Material for the task ▸
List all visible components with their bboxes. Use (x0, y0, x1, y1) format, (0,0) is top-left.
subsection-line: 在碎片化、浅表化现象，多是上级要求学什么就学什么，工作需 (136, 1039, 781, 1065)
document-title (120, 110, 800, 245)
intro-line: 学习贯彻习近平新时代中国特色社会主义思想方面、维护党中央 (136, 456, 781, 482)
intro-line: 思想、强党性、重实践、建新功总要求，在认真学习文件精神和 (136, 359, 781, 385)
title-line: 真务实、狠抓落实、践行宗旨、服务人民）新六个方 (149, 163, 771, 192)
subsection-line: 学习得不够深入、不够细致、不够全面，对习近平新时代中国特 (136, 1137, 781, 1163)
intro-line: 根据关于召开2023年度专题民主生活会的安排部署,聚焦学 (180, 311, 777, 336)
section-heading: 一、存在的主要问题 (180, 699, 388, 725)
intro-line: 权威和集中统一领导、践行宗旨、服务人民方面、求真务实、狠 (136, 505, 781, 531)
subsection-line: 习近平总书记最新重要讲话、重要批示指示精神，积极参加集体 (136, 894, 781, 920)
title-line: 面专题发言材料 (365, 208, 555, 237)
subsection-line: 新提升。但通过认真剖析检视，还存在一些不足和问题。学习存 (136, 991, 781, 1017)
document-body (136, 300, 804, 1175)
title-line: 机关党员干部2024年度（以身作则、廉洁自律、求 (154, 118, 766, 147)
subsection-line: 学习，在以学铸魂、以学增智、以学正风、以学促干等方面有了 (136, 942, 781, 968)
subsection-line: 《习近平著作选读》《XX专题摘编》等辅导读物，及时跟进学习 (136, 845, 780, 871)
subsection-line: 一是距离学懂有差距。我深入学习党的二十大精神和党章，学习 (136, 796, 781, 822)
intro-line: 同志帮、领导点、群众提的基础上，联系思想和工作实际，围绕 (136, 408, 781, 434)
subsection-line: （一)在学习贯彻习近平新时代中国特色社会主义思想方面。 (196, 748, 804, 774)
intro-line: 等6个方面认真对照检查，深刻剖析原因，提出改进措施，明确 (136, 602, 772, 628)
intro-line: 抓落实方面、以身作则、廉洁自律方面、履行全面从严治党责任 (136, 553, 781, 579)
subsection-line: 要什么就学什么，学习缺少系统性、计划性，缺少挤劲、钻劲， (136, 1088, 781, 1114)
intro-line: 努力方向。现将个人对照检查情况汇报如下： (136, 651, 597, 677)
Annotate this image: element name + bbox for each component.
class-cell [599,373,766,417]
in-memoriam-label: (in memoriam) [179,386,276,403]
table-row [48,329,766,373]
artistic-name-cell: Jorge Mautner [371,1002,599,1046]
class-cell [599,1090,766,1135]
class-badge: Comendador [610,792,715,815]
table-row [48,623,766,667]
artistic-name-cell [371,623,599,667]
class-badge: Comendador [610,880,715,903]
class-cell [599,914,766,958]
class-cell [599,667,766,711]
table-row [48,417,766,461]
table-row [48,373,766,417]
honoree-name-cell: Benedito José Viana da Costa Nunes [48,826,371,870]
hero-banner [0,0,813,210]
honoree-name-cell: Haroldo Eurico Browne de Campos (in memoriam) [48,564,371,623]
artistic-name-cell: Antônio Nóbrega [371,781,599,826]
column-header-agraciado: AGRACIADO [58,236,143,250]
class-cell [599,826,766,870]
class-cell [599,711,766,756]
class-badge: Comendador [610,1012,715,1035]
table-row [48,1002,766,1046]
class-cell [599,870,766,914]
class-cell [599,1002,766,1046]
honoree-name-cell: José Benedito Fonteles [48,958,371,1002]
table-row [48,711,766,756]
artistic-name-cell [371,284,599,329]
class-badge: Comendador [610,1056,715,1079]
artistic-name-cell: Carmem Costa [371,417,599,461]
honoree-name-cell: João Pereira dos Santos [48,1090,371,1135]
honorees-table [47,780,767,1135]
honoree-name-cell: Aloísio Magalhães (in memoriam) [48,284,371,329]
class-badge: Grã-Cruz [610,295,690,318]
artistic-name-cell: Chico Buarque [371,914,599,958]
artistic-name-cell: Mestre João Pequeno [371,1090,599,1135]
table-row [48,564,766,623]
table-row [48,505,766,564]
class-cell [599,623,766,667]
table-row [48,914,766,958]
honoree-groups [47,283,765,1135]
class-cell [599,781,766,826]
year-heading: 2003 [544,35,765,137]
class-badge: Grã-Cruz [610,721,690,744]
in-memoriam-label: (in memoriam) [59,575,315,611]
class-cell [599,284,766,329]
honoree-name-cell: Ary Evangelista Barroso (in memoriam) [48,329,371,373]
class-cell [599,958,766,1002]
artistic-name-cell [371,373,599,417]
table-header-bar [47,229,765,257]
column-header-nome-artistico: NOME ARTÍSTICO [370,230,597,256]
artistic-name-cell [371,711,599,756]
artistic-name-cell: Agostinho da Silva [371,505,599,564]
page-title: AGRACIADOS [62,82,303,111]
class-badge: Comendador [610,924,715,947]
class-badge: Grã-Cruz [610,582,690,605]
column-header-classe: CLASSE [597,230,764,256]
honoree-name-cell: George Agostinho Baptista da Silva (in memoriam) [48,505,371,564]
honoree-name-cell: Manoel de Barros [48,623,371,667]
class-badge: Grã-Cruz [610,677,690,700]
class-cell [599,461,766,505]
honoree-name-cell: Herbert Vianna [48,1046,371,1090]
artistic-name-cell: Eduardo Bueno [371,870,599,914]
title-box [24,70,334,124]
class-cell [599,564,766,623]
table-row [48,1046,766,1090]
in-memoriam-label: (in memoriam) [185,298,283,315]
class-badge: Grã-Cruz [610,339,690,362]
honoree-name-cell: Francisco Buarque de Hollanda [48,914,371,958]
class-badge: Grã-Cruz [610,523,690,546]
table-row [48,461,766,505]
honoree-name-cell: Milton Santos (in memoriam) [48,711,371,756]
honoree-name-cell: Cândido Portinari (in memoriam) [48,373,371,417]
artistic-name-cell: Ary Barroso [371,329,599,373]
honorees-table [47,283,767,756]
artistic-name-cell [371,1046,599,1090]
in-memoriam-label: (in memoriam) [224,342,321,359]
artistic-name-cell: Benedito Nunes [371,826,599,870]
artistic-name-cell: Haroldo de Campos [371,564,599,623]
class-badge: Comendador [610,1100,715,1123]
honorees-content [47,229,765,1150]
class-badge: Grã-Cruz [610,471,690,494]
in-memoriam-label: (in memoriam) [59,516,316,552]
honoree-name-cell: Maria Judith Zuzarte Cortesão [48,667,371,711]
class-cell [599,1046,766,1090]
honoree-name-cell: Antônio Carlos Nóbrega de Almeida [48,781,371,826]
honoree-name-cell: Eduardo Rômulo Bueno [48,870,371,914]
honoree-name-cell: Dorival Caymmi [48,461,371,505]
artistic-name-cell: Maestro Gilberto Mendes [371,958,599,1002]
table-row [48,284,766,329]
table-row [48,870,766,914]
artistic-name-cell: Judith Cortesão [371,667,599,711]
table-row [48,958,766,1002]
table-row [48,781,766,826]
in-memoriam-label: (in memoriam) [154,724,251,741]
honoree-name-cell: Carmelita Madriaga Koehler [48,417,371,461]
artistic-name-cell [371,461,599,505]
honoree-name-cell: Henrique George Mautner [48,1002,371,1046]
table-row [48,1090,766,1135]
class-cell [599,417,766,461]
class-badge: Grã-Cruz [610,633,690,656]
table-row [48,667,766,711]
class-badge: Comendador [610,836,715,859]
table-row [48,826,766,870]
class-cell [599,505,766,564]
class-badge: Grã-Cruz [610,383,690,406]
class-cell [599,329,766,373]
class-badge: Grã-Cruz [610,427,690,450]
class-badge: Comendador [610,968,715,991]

Task brief ▸ Put all of the lines above into a Markdown table with two columns, No. and Line, one line per row in order. Skip any blank lines.

Result for this exercise ▸
| No. | Line |
|---|---|
| 1 | List all visible components with their bboxes. Use (x0, y0, x1, y1) format, (0,0) is top-left. |
| 2 | subsection-line: 在碎片化、浅表化现象，多是上级要求学什么就学什么，工作需 (136, 1039, 781, 1065) |
| 3 | document-title (120, 110, 800, 245) |
| 4 | intro-line: 学习贯彻习近平新时代中国特色社会主义思想方面、维护党中央 (136, 456, 781, 482) |
| 5 | intro-line: 思想、强党性、重实践、建新功总要求，在认真学习文件精神和 (136, 359, 781, 385) |
| 6 | title-line: 真务实、狠抓落实、践行宗旨、服务人民）新六个方 (149, 163, 771, 192) |
| 7 | subsection-line: 学习得不够深入、不够细致、不够全面，对习近平新时代中国特 (136, 1137, 781, 1163) |
| 8 | intro-line: 根据关于召开2023年度专题民主生活会的安排部署,聚焦学 (180, 311, 777, 336) |
| 9 | section-heading: 一、存在的主要问题 (180, 699, 388, 725) |
| 10 | intro-line: 权威和集中统一领导、践行宗旨、服务人民方面、求真务实、狠 (136, 505, 781, 531) |
| 11 | subsection-line: 习近平总书记最新重要讲话、重要批示指示精神，积极参加集体 (136, 894, 781, 920) |
| 12 | title-line: 面专题发言材料 (365, 208, 555, 237) |
| 13 | subsection-line: 新提升。但通过认真剖析检视，还存在一些不足和问题。学习存 (136, 991, 781, 1017) |
| 14 | document-body (136, 300, 804, 1175) |
| 15 | title-line: 机关党员干部2024年度（以身作则、廉洁自律、求 (154, 118, 766, 147) |
| 16 | subsection-line: 学习，在以学铸魂、以学增智、以学正风、以学促干等方面有了 (136, 942, 781, 968) |
| 17 | subsection-line: 《习近平著作选读》《XX专题摘编》等辅导读物，及时跟进学习 (136, 845, 780, 871) |
| 18 | subsection-line: 一是距离学懂有差距。我深入学习党的二十大精神和党章，学习 (136, 796, 781, 822) |
| 19 | intro-line: 同志帮、领导点、群众提的基础上，联系思想和工作实际，围绕 (136, 408, 781, 434) |
| 20 | subsection-line: （一)在学习贯彻习近平新时代中国特色社会主义思想方面。 (196, 748, 804, 774) |
| 21 | intro-line: 等6个方面认真对照检查，深刻剖析原因，提出改进措施，明确 (136, 602, 772, 628) |
| 22 | intro-line: 抓落实方面、以身作则、廉洁自律方面、履行全面从严治党责任 (136, 553, 781, 579) |
| 23 | subsection-line: 要什么就学什么，学习缺少系统性、计划性，缺少挤劲、钻劲， (136, 1088, 781, 1114) |
| 24 | intro-line: 努力方向。现将个人对照检查情况汇报如下： (136, 651, 597, 677) |
| 25 | Annotate this image: element name + bbox for each component. |
| 26 | class-cell [599,373,766,417] |
| 27 | in-memoriam-label: (in memoriam) [179,386,276,403] |
| 28 | table-row [48,329,766,373] |
| 29 | artistic-name-cell: Jorge Mautner [371,1002,599,1046] |
| 30 | class-cell [599,1090,766,1135] |
| 31 | class-badge: Comendador [610,792,715,815] |
| 32 | table-row [48,623,766,667] |
| 33 | artistic-name-cell [371,623,599,667] |
| 34 | class-badge: Comendador [610,880,715,903] |
| 35 | class-cell [599,914,766,958] |
| 36 | class-cell [599,667,766,711] |
| 37 | table-row [48,417,766,461] |
| 38 | table-row [48,373,766,417] |
| 39 | honoree-name-cell: Benedito José Viana da Costa Nunes [48,826,371,870] |
| 40 | hero-banner [0,0,813,210] |
| 41 | honoree-name-cell: Haroldo Eurico Browne de Campos (in memoriam) [48,564,371,623] |
| 42 | artistic-name-cell: Antônio Nóbrega [371,781,599,826] |
| 43 | column-header-agraciado: AGRACIADO [58,236,143,250] |
| 44 | class-cell [599,826,766,870] |
| 45 | class-cell [599,711,766,756] |
| 46 | class-badge: Comendador [610,1012,715,1035] |
| 47 | table-row [48,1002,766,1046] |
| 48 | class-cell [599,870,766,914] |
| 49 | class-cell [599,1002,766,1046] |
| 50 | honoree-name-cell: José Benedito Fonteles [48,958,371,1002] |
| 51 | table-row [48,711,766,756] |
| 52 | artistic-name-cell [371,284,599,329] |
| 53 | class-badge: Comendador [610,1056,715,1079] |
| 54 | artistic-name-cell: Carmem Costa [371,417,599,461] |
| 55 | honoree-name-cell: João Pereira dos Santos [48,1090,371,1135] |
| 56 | honorees-table [47,780,767,1135] |
| 57 | honoree-name-cell: Aloísio Magalhães (in memoriam) [48,284,371,329] |
| 58 | class-badge: Grã-Cruz [610,295,690,318] |
| 59 | artistic-name-cell: Chico Buarque [371,914,599,958] |
| 60 | artistic-name-cell: Mestre João Pequeno [371,1090,599,1135] |
| 61 | table-row [48,564,766,623] |
| 62 | table-row [48,505,766,564] |
| 63 | class-cell [599,623,766,667] |
| 64 | table-row [48,914,766,958] |
| 65 | honoree-groups [47,283,765,1135] |
| 66 | class-cell [599,781,766,826] |
| 67 | year-heading: 2003 [544,35,765,137] |
| 68 | class-badge: Grã-Cruz [610,721,690,744] |
| 69 | in-memoriam-label: (in memoriam) [59,575,315,611] |
| 70 | class-cell [599,284,766,329] |
| 71 | honoree-name-cell: Ary Evangelista Barroso (in memoriam) [48,329,371,373] |
| 72 | class-cell [599,958,766,1002] |
| 73 | artistic-name-cell [371,373,599,417] |
| 74 | table-header-bar [47,229,765,257] |
| 75 | column-header-nome-artistico: NOME ARTÍSTICO [370,230,597,256] |
| 76 | artistic-name-cell [371,711,599,756] |
| 77 | artistic-name-cell: Agostinho da Silva [371,505,599,564] |
| 78 | page-title: AGRACIADOS [62,82,303,111] |
| 79 | class-badge: Comendador [610,924,715,947] |
| 80 | class-badge: Grã-Cruz [610,582,690,605] |
| 81 | column-header-classe: CLASSE [597,230,764,256] |
| 82 | honoree-name-cell: George Agostinho Baptista da Silva (in memoriam) [48,505,371,564] |
| 83 | honoree-name-cell: Manoel de Barros [48,623,371,667] |
| 84 | class-badge: Grã-Cruz [610,677,690,700] |
| 85 | class-cell [599,461,766,505] |
| 86 | honoree-name-cell: Herbert Vianna [48,1046,371,1090] |
| 87 | artistic-name-cell: Eduardo Bueno [371,870,599,914] |
| 88 | title-box [24,70,334,124] |
| 89 | class-cell [599,564,766,623] |
| 90 | table-row [48,1046,766,1090] |
| 91 | in-memoriam-label: (in memoriam) [185,298,283,315] |
| 92 | class-badge: Grã-Cruz [610,339,690,362] |
| 93 | honoree-name-cell: Francisco Buarque de Hollanda [48,914,371,958] |
| 94 | class-badge: Grã-Cruz [610,523,690,546] |
| 95 | table-row [48,461,766,505] |
| 96 | honoree-name-cell: Milton Santos (in memoriam) [48,711,371,756] |
| 97 | honoree-name-cell: Cândido Portinari (in memoriam) [48,373,371,417] |
| 98 | artistic-name-cell: Ary Barroso [371,329,599,373] |
| 99 | honorees-table [47,283,767,756] |
| 100 | artistic-name-cell [371,1046,599,1090] |
| 101 | in-memoriam-label: (in memoriam) [224,342,321,359] |
| 102 | artistic-name-cell: Benedito Nunes [371,826,599,870] |
| 103 | artistic-name-cell: Haroldo de Campos [371,564,599,623] |
| 104 | class-badge: Comendador [610,1100,715,1123] |
| 105 | honorees-content [47,229,765,1150] |
| 106 | class-badge: Grã-Cruz [610,471,690,494] |
| 107 | in-memoriam-label: (in memoriam) [59,516,316,552] |
| 108 | honoree-name-cell: Maria Judith Zuzarte Cortesão [48,667,371,711] |
| 109 | class-cell [599,1046,766,1090] |
| 110 | honoree-name-cell: Antônio Carlos Nóbrega de Almeida [48,781,371,826] |
| 111 | honoree-name-cell: Eduardo Rômulo Bueno [48,870,371,914] |
| 112 | honoree-name-cell: Dorival Caymmi [48,461,371,505] |
| 113 | artistic-name-cell: Maestro Gilberto Mendes [371,958,599,1002] |
| 114 | table-row [48,284,766,329] |
| 115 | table-row [48,870,766,914] |
| 116 | artistic-name-cell: Judith Cortesão [371,667,599,711] |
| 117 | table-row [48,958,766,1002] |
| 118 | table-row [48,781,766,826] |
| 119 | in-memoriam-label: (in memoriam) [154,724,251,741] |
| 120 | honoree-name-cell: Carmelita Madriaga Koehler [48,417,371,461] |
| 121 | artistic-name-cell [371,461,599,505] |
| 122 | honoree-name-cell: Henrique George Mautner [48,1002,371,1046] |
| 123 | table-row [48,1090,766,1135] |
| 124 | class-cell [599,417,766,461] |
| 125 | class-badge: Grã-Cruz [610,633,690,656] |
| 126 | table-row [48,667,766,711] |
| 127 | class-badge: Comendador [610,836,715,859] |
| 128 | table-row [48,826,766,870] |
| 129 | class-cell [599,505,766,564] |
| 130 | class-badge: Grã-Cruz [610,383,690,406] |
| 131 | class-cell [599,329,766,373] |
| 132 | class-badge: Grã-Cruz [610,427,690,450] |
| 133 | class-badge: Comendador [610,968,715,991] |